--- start of Dataset records ---

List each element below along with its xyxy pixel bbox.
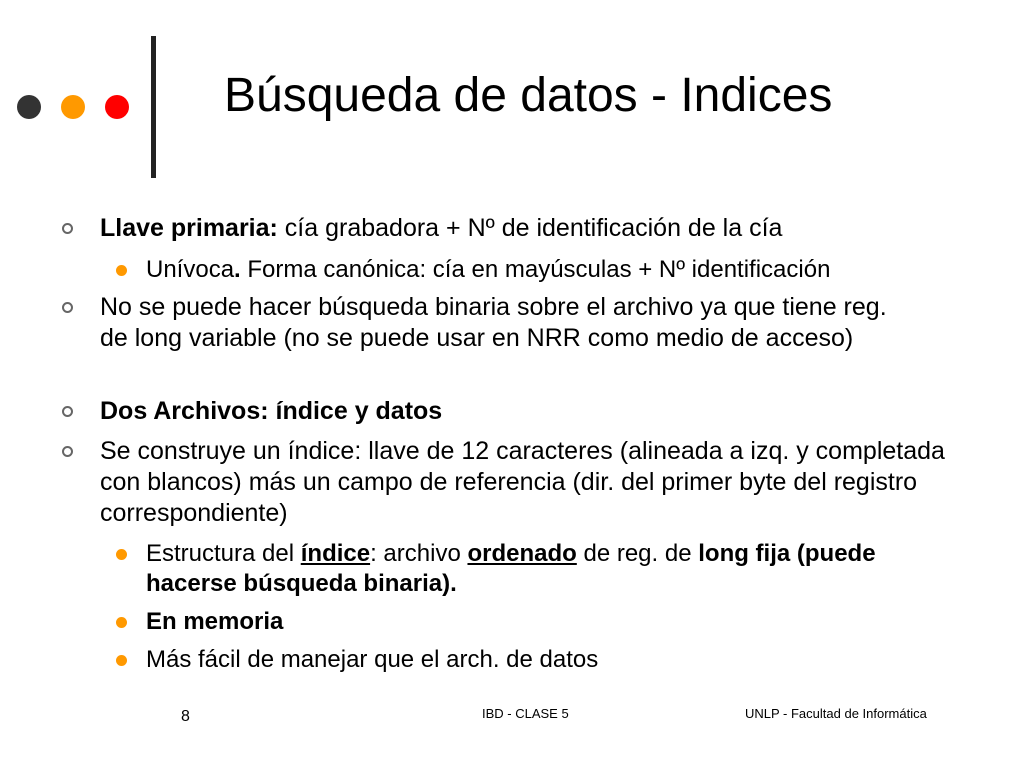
bullet-text: No se puede hacer búsqueda binaria sobre el archivo ya que tiene reg. de long variable (no se puede usar en NRR como medio de acceso) <box>100 293 887 352</box>
subbullet-text: Más fácil de manejar que el arch. de datos <box>146 646 599 673</box>
bullet-dos-archivos <box>100 396 980 427</box>
bullet-busqueda-binaria <box>100 292 920 354</box>
orange-bullet-icon <box>116 655 127 666</box>
bullet-text: Se construye un índice: llave de 12 caracteres (alineada a izq. y completada con blancos) más un campo de referencia (dir. del primer byte del registro correspondiente) <box>100 437 945 527</box>
ring-bullet-icon <box>62 302 73 313</box>
subbullet-en-memoria <box>146 607 986 637</box>
footer-page-number: 8 <box>181 708 190 725</box>
subbullet-text: Unívoca <box>146 256 235 283</box>
bullet-construye-indice <box>100 436 960 529</box>
subbullet-bold: long fija (puede hacerse búsqueda binaria). <box>146 540 876 597</box>
decor-dot-orange <box>61 95 85 119</box>
bullet-bold: Dos Archivos: índice y datos <box>100 397 443 425</box>
subbullet-mas-facil <box>146 645 986 675</box>
orange-bullet-icon <box>116 265 127 276</box>
orange-bullet-icon <box>116 617 127 628</box>
subbullet-text: : archivo <box>370 540 468 567</box>
orange-bullet-icon <box>116 549 127 560</box>
subbullet-estructura <box>146 539 936 599</box>
bullet-text: cía grabadora + Nº de identificación de la cía <box>277 214 783 242</box>
subbullet-bold: . <box>234 256 241 283</box>
ring-bullet-icon <box>62 223 73 234</box>
decor-vertical-line <box>151 36 156 178</box>
subbullet-text: Forma canónica: cía en mayúsculas + Nº identificación <box>240 256 831 283</box>
subbullet-underlined: índice <box>300 540 371 567</box>
footer-course: IBD - CLASE 5 <box>482 706 569 721</box>
subbullet-bold: En memoria <box>146 608 284 635</box>
subbullet-text: Estructura del <box>146 540 301 567</box>
bullet-bold: Llave primaria: <box>100 214 278 242</box>
subbullet-underlined: ordenado <box>467 540 577 567</box>
footer-institution: UNLP - Facultad de Informática <box>745 706 927 721</box>
slide-title: Búsqueda de datos - Indices <box>224 69 833 122</box>
bullet-llave-primaria <box>100 213 980 244</box>
decor-dot-red <box>105 95 129 119</box>
ring-bullet-icon <box>62 406 73 417</box>
ring-bullet-icon <box>62 446 73 457</box>
decor-dot-dark <box>17 95 41 119</box>
subbullet-text: de reg. de <box>576 540 699 567</box>
subbullet-univoca <box>146 255 986 285</box>
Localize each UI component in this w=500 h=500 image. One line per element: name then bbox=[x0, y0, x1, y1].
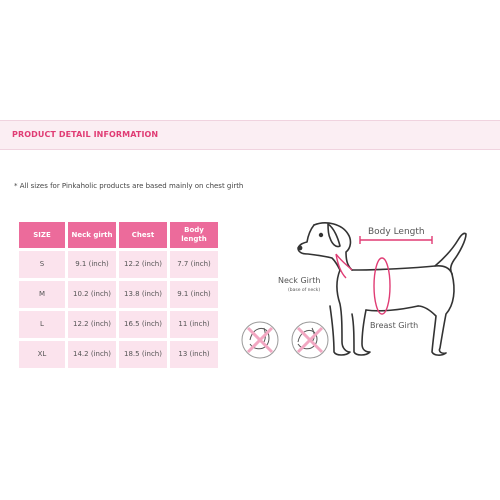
wrong-measure-icon bbox=[292, 322, 328, 358]
length-cell: 11 (inch) bbox=[170, 311, 218, 338]
table-row bbox=[19, 341, 218, 368]
size-cell: S bbox=[19, 251, 65, 278]
neck-cell: 9.1 (inch) bbox=[68, 251, 116, 278]
body-length-label: Body Length bbox=[368, 227, 425, 237]
size-table-header-row bbox=[19, 222, 218, 248]
header-chest: Chest bbox=[119, 222, 167, 248]
length-cell: 7.7 (inch) bbox=[170, 251, 218, 278]
breast-girth-ring bbox=[374, 258, 390, 314]
chest-cell: 16.5 (inch) bbox=[119, 311, 167, 338]
section-title: PRODUCT DETAIL INFORMATION bbox=[12, 130, 159, 139]
size-cell: XL bbox=[19, 341, 65, 368]
sizing-note: * All sizes for Pinkaholic products are based mainly on chest girth bbox=[14, 182, 244, 190]
length-cell: 13 (inch) bbox=[170, 341, 218, 368]
table-row bbox=[19, 281, 218, 308]
length-cell: 9.1 (inch) bbox=[170, 281, 218, 308]
table-row bbox=[19, 251, 218, 278]
body-length-indicator bbox=[360, 236, 432, 244]
chest-cell: 12.2 (inch) bbox=[119, 251, 167, 278]
table-row bbox=[19, 311, 218, 338]
breast-girth-label: Breast Girth bbox=[370, 321, 419, 330]
chest-cell: 13.8 (inch) bbox=[119, 281, 167, 308]
neck-cell: 14.2 (inch) bbox=[68, 341, 116, 368]
neck-cell: 12.2 (inch) bbox=[68, 311, 116, 338]
header-neck-girth: Neck girth bbox=[68, 222, 116, 248]
neck-cell: 10.2 (inch) bbox=[68, 281, 116, 308]
neck-girth-label: Neck Girth bbox=[278, 276, 321, 285]
neck-girth-note: (base of neck) bbox=[288, 288, 321, 293]
chest-cell: 18.5 (inch) bbox=[119, 341, 167, 368]
dog-measurement-diagram bbox=[230, 210, 490, 380]
wrong-measure-icon bbox=[242, 322, 278, 358]
header-size: SIZE bbox=[19, 222, 65, 248]
size-cell: M bbox=[19, 281, 65, 308]
size-table bbox=[16, 219, 221, 371]
size-cell: L bbox=[19, 311, 65, 338]
header-body-length: Body length bbox=[170, 222, 218, 248]
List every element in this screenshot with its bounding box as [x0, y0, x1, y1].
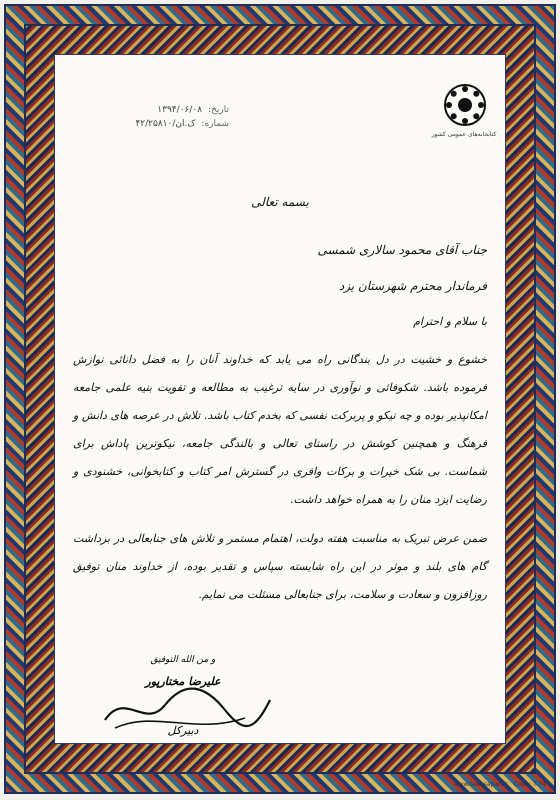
footer-code: Code: T-74: [513, 781, 546, 788]
number-label: شماره:: [201, 119, 229, 129]
closing-phrase: و من الله التوفیق: [150, 655, 216, 665]
signer-role: دبیرکل: [167, 724, 199, 737]
body-paragraph: ضمن عرض تبریک به مناسبت هفته دولت، اهتمام مستمر و تلاش های جنابعالی در برداشت گام های بلند و موثر در این راه شایسته سپاس و تقدیر بوده، از خداوند منان توفیق روزافزون و سعادت و سلامت، برای جنابعالی مسئلت می نمایم.: [73, 532, 487, 601]
recipient-name: جناب آقای محمود سالاری شمسی: [317, 243, 487, 257]
letter-meta: [69, 105, 229, 133]
number-value: ۴۲/۲۵۸۱۰/ک.ان: [135, 119, 196, 129]
ornamental-border-inner: [24, 24, 536, 774]
ornamental-border: [4, 4, 556, 794]
handwritten-signature: [95, 680, 275, 740]
print-footer: [14, 781, 546, 788]
library-logo-icon: [443, 83, 487, 127]
date-label: تاریخ:: [208, 105, 229, 115]
logo-caption: کتابخانه‌های عمومی کشور: [431, 131, 497, 138]
bismillah-heading: بسمه تعالی: [251, 195, 309, 209]
greeting: با سلام و احترام: [413, 315, 487, 328]
date-row: [69, 105, 229, 115]
footer-website: www.tawssapah.ir: [453, 781, 508, 788]
date-value: ۱۳۹۴/۰۶/۰۸: [157, 105, 203, 115]
number-row: [69, 119, 229, 129]
recipient-title: فرماندار محترم شهرستان یزد: [338, 279, 487, 293]
letter-paper: [54, 54, 506, 744]
body-paragraph: خشوع و خشیت در دل بندگانی راه می یابد که خداوند آنان را به فضل دانائی نوازش فرموده باشد. شکوفائی و نوآوری در سایه ترغیب به مطالعه و تقویت بنیه علمی جامعه امکانپذیر بوده و چه نیکو و پربرکت نفسی که بخدم کتاب باشد. تلاش در عرصه های دانش و فرهنگ و همچنین کوشش در راستای تعالی و بالندگی جامعه، نیکوترین پاداش برای شماست. بی شک خیرات و برکات وافری در گسترش امر کتاب و کتابخوانی، خشنودی و رضایت ایزد منان را به همراه خواهد داشت.: [73, 353, 487, 506]
letter-body: [73, 195, 487, 617]
signer-name: علیرضا مختارپور: [145, 675, 221, 688]
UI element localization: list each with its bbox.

--- end of Dataset records ---

Aim of the exercise => Turn the lines of the material into a JSON list of strings, one string per line, skipping blank lines. Begin at the line that has "bullet-text: No se" and stop after the line that has "subbullet-text: Más fácil".

Output for this exercise =>
[
  "bullet-text: No se puede hacer búsqueda binaria sobre el archivo ya que tiene reg. de long variable (no se puede usar en NRR como medio de acceso) <box>100 293 887 352</box>",
  "subbullet-text: Más fácil de manejar que el arch. de datos <box>146 646 599 673</box>"
]